# Start of PROVIDED DATA
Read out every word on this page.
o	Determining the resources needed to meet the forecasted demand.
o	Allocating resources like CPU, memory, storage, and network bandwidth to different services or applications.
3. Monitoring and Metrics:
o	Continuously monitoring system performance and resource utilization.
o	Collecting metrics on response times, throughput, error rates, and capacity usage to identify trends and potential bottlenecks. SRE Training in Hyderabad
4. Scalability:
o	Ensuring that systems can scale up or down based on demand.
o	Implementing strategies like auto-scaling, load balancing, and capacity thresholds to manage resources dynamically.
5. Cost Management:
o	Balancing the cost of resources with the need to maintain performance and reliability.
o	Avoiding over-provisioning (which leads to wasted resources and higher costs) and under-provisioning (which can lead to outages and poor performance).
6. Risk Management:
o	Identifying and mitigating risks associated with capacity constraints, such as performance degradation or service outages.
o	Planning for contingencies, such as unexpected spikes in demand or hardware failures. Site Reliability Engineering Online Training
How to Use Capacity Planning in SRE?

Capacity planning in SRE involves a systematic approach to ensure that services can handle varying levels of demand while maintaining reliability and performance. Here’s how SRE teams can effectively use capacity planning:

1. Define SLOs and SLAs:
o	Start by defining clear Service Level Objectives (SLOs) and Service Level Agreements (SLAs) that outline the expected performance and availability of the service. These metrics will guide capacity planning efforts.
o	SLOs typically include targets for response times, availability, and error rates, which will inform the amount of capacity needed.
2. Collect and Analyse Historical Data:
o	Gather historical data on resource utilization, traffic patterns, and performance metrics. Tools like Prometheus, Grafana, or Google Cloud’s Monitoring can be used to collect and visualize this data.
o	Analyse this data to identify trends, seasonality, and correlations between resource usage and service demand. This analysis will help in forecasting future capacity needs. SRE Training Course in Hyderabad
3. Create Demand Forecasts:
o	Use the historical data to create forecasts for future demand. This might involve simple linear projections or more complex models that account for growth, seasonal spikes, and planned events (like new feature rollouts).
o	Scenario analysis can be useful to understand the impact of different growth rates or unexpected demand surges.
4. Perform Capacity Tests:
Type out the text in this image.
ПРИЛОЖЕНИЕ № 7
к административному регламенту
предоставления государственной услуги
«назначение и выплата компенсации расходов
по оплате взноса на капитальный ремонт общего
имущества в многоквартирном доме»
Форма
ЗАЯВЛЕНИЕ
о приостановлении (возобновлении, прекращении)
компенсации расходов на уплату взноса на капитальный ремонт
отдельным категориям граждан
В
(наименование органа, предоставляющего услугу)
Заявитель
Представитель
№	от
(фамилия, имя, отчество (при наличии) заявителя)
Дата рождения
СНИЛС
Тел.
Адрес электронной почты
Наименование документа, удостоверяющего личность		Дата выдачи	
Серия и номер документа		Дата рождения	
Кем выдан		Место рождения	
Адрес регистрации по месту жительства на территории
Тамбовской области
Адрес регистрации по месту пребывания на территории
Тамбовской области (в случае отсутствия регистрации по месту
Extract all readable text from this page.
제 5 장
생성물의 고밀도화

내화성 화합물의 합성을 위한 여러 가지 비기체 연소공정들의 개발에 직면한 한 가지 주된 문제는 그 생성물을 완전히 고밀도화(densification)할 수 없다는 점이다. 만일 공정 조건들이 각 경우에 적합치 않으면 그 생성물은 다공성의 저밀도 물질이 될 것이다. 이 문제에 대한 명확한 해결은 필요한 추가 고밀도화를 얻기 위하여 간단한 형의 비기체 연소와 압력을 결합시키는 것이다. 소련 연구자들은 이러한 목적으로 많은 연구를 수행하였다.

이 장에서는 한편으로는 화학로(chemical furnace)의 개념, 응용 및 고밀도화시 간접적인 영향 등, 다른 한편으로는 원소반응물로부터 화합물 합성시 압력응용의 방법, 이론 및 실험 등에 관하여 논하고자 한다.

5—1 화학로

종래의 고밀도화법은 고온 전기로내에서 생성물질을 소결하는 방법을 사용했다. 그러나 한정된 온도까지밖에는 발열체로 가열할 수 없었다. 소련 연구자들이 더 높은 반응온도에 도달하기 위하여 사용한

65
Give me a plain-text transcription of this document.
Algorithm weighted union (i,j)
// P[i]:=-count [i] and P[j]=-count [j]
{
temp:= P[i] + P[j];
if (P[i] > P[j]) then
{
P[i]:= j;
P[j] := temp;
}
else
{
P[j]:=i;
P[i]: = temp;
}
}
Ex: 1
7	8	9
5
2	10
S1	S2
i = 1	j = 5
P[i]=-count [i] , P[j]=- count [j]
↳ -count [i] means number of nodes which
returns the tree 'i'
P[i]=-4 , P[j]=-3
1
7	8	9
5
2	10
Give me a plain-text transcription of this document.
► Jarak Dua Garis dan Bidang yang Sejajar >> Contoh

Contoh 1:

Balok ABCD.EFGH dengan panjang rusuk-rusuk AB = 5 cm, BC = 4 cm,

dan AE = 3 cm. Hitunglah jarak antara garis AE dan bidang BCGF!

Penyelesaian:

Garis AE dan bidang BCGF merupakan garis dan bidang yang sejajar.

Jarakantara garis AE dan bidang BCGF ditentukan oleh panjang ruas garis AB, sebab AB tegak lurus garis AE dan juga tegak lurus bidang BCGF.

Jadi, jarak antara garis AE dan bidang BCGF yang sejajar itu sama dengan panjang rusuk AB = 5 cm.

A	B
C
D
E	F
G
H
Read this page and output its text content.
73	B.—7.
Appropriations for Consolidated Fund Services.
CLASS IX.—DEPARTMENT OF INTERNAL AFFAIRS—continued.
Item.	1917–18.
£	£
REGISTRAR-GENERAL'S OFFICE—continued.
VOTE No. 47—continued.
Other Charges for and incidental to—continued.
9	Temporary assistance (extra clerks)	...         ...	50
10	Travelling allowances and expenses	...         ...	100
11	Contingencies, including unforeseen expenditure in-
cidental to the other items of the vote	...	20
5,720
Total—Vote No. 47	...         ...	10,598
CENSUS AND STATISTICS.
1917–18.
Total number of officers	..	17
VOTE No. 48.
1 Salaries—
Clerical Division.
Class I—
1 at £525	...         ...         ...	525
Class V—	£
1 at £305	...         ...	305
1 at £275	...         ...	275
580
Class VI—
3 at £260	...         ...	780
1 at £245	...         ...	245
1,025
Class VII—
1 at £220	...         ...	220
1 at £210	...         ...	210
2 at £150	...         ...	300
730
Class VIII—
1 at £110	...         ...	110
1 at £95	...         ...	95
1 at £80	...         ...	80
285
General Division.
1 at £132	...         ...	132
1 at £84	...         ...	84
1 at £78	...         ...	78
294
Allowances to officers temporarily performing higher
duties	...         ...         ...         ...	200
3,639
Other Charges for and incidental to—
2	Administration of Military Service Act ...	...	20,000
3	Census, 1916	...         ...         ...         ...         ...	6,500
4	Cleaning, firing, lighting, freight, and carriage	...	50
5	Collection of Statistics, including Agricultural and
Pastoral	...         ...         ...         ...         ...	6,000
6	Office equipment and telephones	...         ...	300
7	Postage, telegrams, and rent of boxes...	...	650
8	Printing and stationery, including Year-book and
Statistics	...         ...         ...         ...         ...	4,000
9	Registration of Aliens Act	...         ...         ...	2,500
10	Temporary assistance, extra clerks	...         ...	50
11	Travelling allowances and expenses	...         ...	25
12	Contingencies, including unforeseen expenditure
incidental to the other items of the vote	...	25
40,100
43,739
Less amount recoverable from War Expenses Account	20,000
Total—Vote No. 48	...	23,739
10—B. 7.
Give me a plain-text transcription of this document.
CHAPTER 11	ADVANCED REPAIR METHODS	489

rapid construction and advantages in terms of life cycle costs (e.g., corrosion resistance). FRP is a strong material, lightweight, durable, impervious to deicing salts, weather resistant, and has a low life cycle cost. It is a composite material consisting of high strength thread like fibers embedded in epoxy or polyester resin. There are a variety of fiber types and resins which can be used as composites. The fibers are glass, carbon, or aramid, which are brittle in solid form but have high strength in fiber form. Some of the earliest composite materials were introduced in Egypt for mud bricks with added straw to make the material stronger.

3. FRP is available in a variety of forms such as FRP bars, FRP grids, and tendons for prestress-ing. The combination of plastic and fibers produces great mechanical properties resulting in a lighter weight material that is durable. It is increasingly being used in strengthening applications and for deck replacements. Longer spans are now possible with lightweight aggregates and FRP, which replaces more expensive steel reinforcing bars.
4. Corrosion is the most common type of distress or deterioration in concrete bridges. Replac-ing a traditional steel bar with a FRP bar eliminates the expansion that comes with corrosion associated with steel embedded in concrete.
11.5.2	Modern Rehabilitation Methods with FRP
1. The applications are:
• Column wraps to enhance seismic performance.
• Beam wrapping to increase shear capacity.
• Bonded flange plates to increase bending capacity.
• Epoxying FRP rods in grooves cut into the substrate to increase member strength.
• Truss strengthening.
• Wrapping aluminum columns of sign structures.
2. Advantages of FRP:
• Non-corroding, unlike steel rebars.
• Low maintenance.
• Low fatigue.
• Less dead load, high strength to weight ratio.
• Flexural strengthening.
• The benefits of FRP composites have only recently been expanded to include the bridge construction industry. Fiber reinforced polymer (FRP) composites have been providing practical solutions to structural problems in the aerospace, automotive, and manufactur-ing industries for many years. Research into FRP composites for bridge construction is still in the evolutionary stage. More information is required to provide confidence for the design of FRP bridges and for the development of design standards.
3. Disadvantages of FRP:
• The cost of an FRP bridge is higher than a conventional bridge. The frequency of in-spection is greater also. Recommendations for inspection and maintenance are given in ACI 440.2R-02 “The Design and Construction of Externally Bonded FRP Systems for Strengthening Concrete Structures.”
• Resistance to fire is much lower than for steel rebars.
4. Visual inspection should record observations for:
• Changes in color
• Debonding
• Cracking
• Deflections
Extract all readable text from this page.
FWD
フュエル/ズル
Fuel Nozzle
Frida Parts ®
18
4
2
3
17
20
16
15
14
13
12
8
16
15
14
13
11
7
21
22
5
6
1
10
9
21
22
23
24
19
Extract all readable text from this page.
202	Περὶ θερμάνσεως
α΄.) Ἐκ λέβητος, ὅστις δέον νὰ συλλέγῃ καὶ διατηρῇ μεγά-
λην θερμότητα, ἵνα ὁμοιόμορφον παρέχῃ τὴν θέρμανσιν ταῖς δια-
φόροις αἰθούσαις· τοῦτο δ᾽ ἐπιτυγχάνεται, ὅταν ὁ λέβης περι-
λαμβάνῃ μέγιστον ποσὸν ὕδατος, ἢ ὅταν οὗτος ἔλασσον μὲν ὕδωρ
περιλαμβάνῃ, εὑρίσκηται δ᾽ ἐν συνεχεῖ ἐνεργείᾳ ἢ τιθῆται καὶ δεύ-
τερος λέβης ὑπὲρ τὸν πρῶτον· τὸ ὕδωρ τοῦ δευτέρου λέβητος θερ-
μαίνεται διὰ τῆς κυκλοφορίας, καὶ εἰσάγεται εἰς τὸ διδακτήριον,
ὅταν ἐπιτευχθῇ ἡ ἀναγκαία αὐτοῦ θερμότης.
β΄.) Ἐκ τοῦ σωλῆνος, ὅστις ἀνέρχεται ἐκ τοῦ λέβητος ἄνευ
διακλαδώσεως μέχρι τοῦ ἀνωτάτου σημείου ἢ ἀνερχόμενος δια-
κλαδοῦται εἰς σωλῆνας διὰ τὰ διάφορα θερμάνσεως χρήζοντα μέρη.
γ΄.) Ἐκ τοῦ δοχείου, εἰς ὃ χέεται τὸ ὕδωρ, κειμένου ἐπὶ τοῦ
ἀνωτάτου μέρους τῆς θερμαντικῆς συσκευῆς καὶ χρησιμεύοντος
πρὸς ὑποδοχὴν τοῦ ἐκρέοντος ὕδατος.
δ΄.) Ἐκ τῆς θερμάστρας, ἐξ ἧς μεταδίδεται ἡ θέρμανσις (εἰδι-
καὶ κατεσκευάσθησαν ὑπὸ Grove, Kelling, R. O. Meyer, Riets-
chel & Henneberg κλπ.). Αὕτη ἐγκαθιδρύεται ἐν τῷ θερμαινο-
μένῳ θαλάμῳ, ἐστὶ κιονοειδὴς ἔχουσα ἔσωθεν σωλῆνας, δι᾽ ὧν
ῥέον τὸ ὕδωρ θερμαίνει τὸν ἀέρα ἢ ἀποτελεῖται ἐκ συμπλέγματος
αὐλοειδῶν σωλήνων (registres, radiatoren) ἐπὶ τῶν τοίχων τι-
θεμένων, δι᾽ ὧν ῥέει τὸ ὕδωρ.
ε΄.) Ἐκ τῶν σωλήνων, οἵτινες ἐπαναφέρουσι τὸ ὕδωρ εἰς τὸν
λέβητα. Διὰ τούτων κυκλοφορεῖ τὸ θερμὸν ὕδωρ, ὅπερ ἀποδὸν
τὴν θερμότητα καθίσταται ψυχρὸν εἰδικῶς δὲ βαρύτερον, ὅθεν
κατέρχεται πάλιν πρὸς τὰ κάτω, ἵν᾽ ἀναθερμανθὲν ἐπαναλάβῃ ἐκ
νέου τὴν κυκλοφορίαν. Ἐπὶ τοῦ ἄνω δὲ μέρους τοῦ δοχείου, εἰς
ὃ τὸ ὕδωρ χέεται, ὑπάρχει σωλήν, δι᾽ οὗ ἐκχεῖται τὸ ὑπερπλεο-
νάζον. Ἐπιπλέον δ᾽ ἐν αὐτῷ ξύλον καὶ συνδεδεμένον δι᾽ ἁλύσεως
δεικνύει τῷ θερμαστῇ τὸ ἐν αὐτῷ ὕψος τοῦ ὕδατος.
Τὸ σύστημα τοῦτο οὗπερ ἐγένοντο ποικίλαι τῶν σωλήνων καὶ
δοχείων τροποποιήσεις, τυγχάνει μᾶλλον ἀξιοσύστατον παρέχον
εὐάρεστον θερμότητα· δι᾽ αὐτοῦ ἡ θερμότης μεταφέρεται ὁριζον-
# End of PROVIDED DATA
INSTRUCTIONS FOR THE TASK: For the material, find the number of lines holding the word "include" and give that figure and nothing more.

EXERCISE RESULT: 2